--- Start ---
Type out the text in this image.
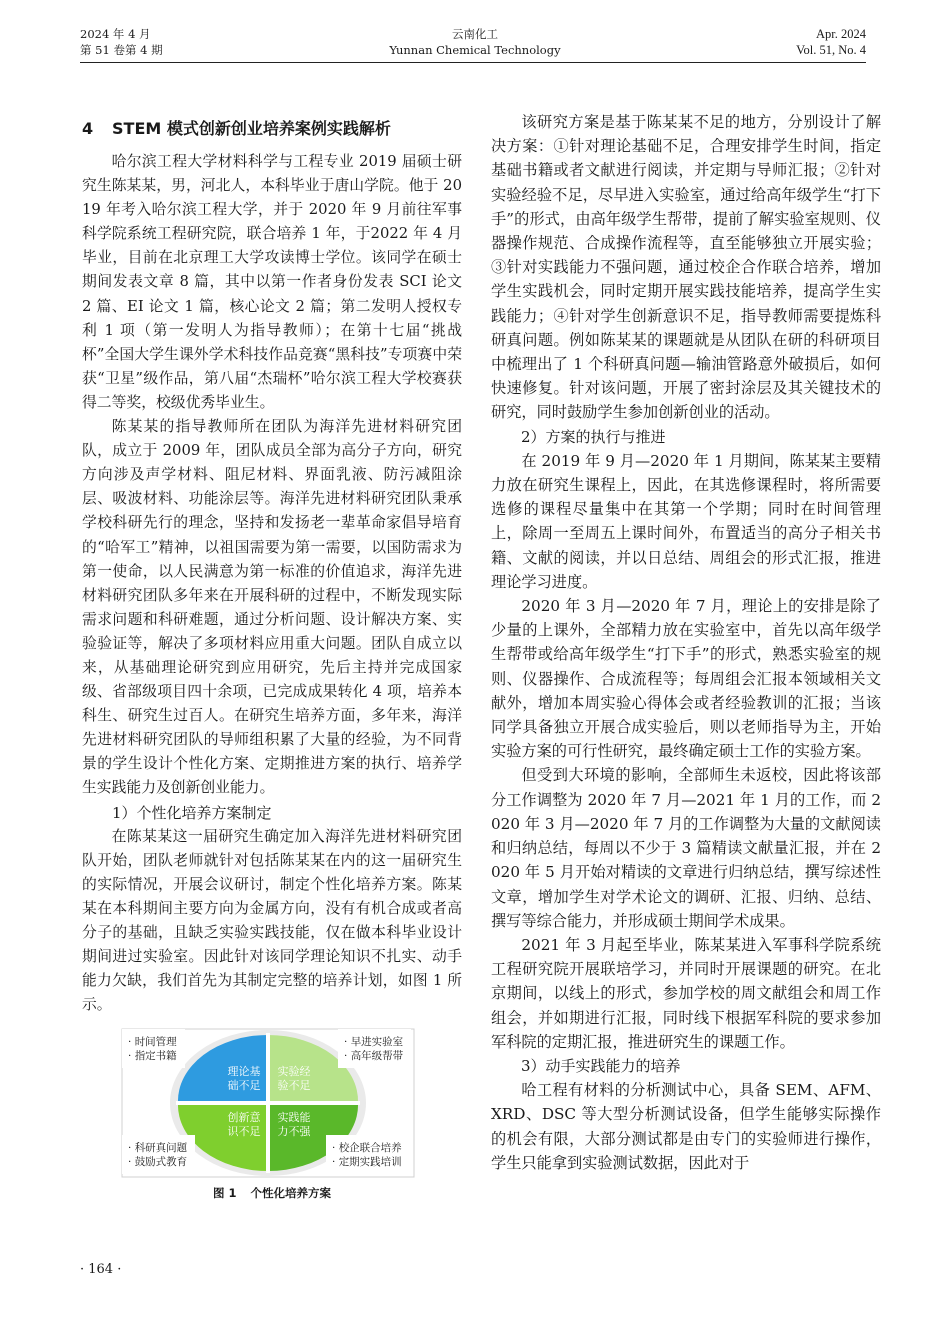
2024 年 4 月
第 51 卷第 4 期
云南化工
Yunnan Chemical Technology
Apr. 2024
Vol. 51, No. 4
4 STEM 模式创新创业培养案例实践解析

哈尔滨工程大学材料科学与工程专业 2019 届硕士研究生陈某某，男，河北人，本科毕业于唐山学院。他于 2019 年考入哈尔滨工程大学，并于 2020 年 9 月前往军事科学院系统工程研究院，联合培养 1 年，于2022 年 4 月毕业，目前在北京理工大学攻读博士学位。该同学在硕士期间发表文章 8 篇，其中以第一作者身份发表 SCI 论文 2 篇、EI 论文 1 篇，核心论文 2 篇；第二发明人授权专利 1 项（第一发明人为指导教师）；在第十七届“挑战杯”全国大学生课外学术科技作品竞赛“黑科技”专项赛中荣获“卫星”级作品，第八届“杰瑞杯”哈尔滨工程大学校赛获得二等奖，校级优秀毕业生。

陈某某的指导教师所在团队为海洋先进材料研究团队，成立于 2009 年，团队成员全部为高分子方向，研究方向涉及声学材料、阻尼材料、界面乳液、防污减阻涂层、吸波材料、功能涂层等。海洋先进材料研究团队秉承学校科研先行的理念，坚持和发扬老一辈革命家倡导培育的“哈军工”精神，以祖国需要为第一需要，以国防需求为第一使命，以人民满意为第一标准的价值追求，海洋先进材料研究团队多年来在开展科研的过程中，不断发现实际需求问题和科研难题，通过分析问题、设计解决方案、实验验证等，解决了多项材料应用重大问题。团队自成立以来，从基础理论研究到应用研究，先后主持并完成国家级、省部级项目四十余项，已完成成果转化 4 项，培养本科生、研究生过百人。在研究生培养方面，多年来，海洋先进材料研究团队的导师组积累了大量的经验，为不同背景的学生设计个性化方案、定期推进方案的执行、培养学生实践能力及创新创业能力。

1）个性化培养方案制定

在陈某某这一届研究生确定加入海洋先进材料研究团队开始，团队老师就针对包括陈某某在内的这一届研究生的实际情况，开展会议研讨，制定个性化培养方案。陈某某在本科期间主要方向为金属方向，没有有机合成或者高分子的基础，且缺乏实验实践技能，仅在做本科毕业设计期间进过实验室。因此针对该同学理论知识不扎实、动手能力欠缺，我们首先为其制定完整的培养计划，如图 1 所示。

· 时间管理
· 指定书籍
· 早进实验室
· 高年级帮带
· 科研真问题
· 鼓励式教育
· 校企联合培养
· 定期实践培训
理论基础不足
实验经验不足
创新意识不足
实践能力不强
图 1 个性化培养方案

该研究方案是基于陈某某不足的地方，分别设计了解决方案：①针对理论基础不足，合理安排学生时间，指定基础书籍或者文献进行阅读，并定期与导师汇报；②针对实验经验不足，尽早进入实验室，通过给高年级学生“打下手”的形式，由高年级学生帮带，提前了解实验室规则、仪器操作规范、合成操作流程等，直至能够独立开展实验；③针对实践能力不强问题，通过校企合作联合培养，增加学生实践机会，同时定期开展实践技能培养，提高学生实践能力；④针对学生创新意识不足，指导教师需要提炼科研真问题。例如陈某某的课题就是从团队在研的科研项目中梳理出了 1 个科研真问题—输油管路意外破损后，如何快速修复。针对该问题，开展了密封涂层及其关键技术的研究，同时鼓励学生参加创新创业的活动。

2）方案的执行与推进

在 2019 年 9 月—2020 年 1 月期间，陈某某主要精力放在研究生课程上，因此，在其选修课程时，将所需要选修的课程尽量集中在其第一个学期；同时在时间管理上，除周一至周五上课时间外，布置适当的高分子相关书籍、文献的阅读，并以日总结、周组会的形式汇报，推进理论学习进度。

2020 年 3 月—2020 年 7 月，理论上的安排是除了少量的上课外，全部精力放在实验室中，首先以高年级学生帮带或给高年级学生“打下手”的形式，熟悉实验室的规则、仪器操作、合成流程等；每周组会汇报本领域相关文献外，增加本周实验心得体会或者经验教训的汇报；当该同学具备独立开展合成实验后，则以老师指导为主，开始实验方案的可行性研究，最终确定硕士工作的实验方案。

但受到大环境的影响，全部师生未返校，因此将该部分工作调整为 2020 年 7 月—2021 年 1 月的工作，而 2020 年 3 月—2020 年 7 月的工作调整为大量的文献阅读和归纳总结，每周以不少于 3 篇精读文献量汇报，并在 2020 年 5 月开始对精读的文章进行归纳总结，撰写综述性文章，增加学生对学术论文的调研、汇报、归纳、总结、撰写等综合能力，并形成硕士期间学术成果。

2021 年 3 月起至毕业，陈某某进入军事科学院系统工程研究院开展联培学习，并同时开展课题的研究。在北京期间，以线上的形式，参加学校的周文献组会和周工作组会，并如期进行汇报，同时线下根据军科院的要求参加军科院的定期汇报，推进研究生的课题工作。

3）动手实践能力的培养

哈工程有材料的分析测试中心，具备 SEM、AFM、XRD、DSC 等大型分析测试设备，但学生能够实际操作的机会有限，大部分测试都是由专门的实验师进行操作，学生只能拿到实验测试数据，因此对于

· 164 ·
--- End ---
*WHAT IS EXPECTED*
Your copy of the data above should match it exactly, except that pictures are left out.

*RESULT*
Type out the text in this image.
2024 年 4 月
第 51 卷第 4 期
云南化工
Yunnan Chemical Technology
Apr. 2024
Vol. 51, No. 4
4 STEM 模式创新创业培养案例实践解析

哈尔滨工程大学材料科学与工程专业 2019 届硕士研究生陈某某，男，河北人，本科毕业于唐山学院。他于 2019 年考入哈尔滨工程大学，并于 2020 年 9 月前往军事科学院系统工程研究院，联合培养 1 年，于2022 年 4 月毕业，目前在北京理工大学攻读博士学位。该同学在硕士期间发表文章 8 篇，其中以第一作者身份发表 SCI 论文 2 篇、EI 论文 1 篇，核心论文 2 篇；第二发明人授权专利 1 项（第一发明人为指导教师）；在第十七届“挑战杯”全国大学生课外学术科技作品竞赛“黑科技”专项赛中荣获“卫星”级作品，第八届“杰瑞杯”哈尔滨工程大学校赛获得二等奖，校级优秀毕业生。

陈某某的指导教师所在团队为海洋先进材料研究团队，成立于 2009 年，团队成员全部为高分子方向，研究方向涉及声学材料、阻尼材料、界面乳液、防污减阻涂层、吸波材料、功能涂层等。海洋先进材料研究团队秉承学校科研先行的理念，坚持和发扬老一辈革命家倡导培育的“哈军工”精神，以祖国需要为第一需要，以国防需求为第一使命，以人民满意为第一标准的价值追求，海洋先进材料研究团队多年来在开展科研的过程中，不断发现实际需求问题和科研难题，通过分析问题、设计解决方案、实验验证等，解决了多项材料应用重大问题。团队自成立以来，从基础理论研究到应用研究，先后主持并完成国家级、省部级项目四十余项，已完成成果转化 4 项，培养本科生、研究生过百人。在研究生培养方面，多年来，海洋先进材料研究团队的导师组积累了大量的经验，为不同背景的学生设计个性化方案、定期推进方案的执行、培养学生实践能力及创新创业能力。

1）个性化培养方案制定

在陈某某这一届研究生确定加入海洋先进材料研究团队开始，团队老师就针对包括陈某某在内的这一届研究生的实际情况，开展会议研讨，制定个性化培养方案。陈某某在本科期间主要方向为金属方向，没有有机合成或者高分子的基础，且缺乏实验实践技能，仅在做本科毕业设计期间进过实验室。因此针对该同学理论知识不扎实、动手能力欠缺，我们首先为其制定完整的培养计划，如图 1 所示。

· 时间管理
· 指定书籍
· 早进实验室
· 高年级帮带
· 科研真问题
· 鼓励式教育
· 校企联合培养
· 定期实践培训
理论基础不足
实验经验不足
创新意识不足
实践能力不强
图 1 个性化培养方案

该研究方案是基于陈某某不足的地方，分别设计了解决方案：①针对理论基础不足，合理安排学生时间，指定基础书籍或者文献进行阅读，并定期与导师汇报；②针对实验经验不足，尽早进入实验室，通过给高年级学生“打下手”的形式，由高年级学生帮带，提前了解实验室规则、仪器操作规范、合成操作流程等，直至能够独立开展实验；③针对实践能力不强问题，通过校企合作联合培养，增加学生实践机会，同时定期开展实践技能培养，提高学生实践能力；④针对学生创新意识不足，指导教师需要提炼科研真问题。例如陈某某的课题就是从团队在研的科研项目中梳理出了 1 个科研真问题—输油管路意外破损后，如何快速修复。针对该问题，开展了密封涂层及其关键技术的研究，同时鼓励学生参加创新创业的活动。

2）方案的执行与推进

在 2019 年 9 月—2020 年 1 月期间，陈某某主要精力放在研究生课程上，因此，在其选修课程时，将所需要选修的课程尽量集中在其第一个学期；同时在时间管理上，除周一至周五上课时间外，布置适当的高分子相关书籍、文献的阅读，并以日总结、周组会的形式汇报，推进理论学习进度。

2020 年 3 月—2020 年 7 月，理论上的安排是除了少量的上课外，全部精力放在实验室中，首先以高年级学生帮带或给高年级学生“打下手”的形式，熟悉实验室的规则、仪器操作、合成流程等；每周组会汇报本领域相关文献外，增加本周实验心得体会或者经验教训的汇报；当该同学具备独立开展合成实验后，则以老师指导为主，开始实验方案的可行性研究，最终确定硕士工作的实验方案。

但受到大环境的影响，全部师生未返校，因此将该部分工作调整为 2020 年 7 月—2021 年 1 月的工作，而 2020 年 3 月—2020 年 7 月的工作调整为大量的文献阅读和归纳总结，每周以不少于 3 篇精读文献量汇报，并在 2020 年 5 月开始对精读的文章进行归纳总结，撰写综述性文章，增加学生对学术论文的调研、汇报、归纳、总结、撰写等综合能力，并形成硕士期间学术成果。

2021 年 3 月起至毕业，陈某某进入军事科学院系统工程研究院开展联培学习，并同时开展课题的研究。在北京期间，以线上的形式，参加学校的周文献组会和周工作组会，并如期进行汇报，同时线下根据军科院的要求参加军科院的定期汇报，推进研究生的课题工作。

3）动手实践能力的培养

哈工程有材料的分析测试中心，具备 SEM、AFM、XRD、DSC 等大型分析测试设备，但学生能够实际操作的机会有限，大部分测试都是由专门的实验师进行操作，学生只能拿到实验测试数据，因此对于

· 164 ·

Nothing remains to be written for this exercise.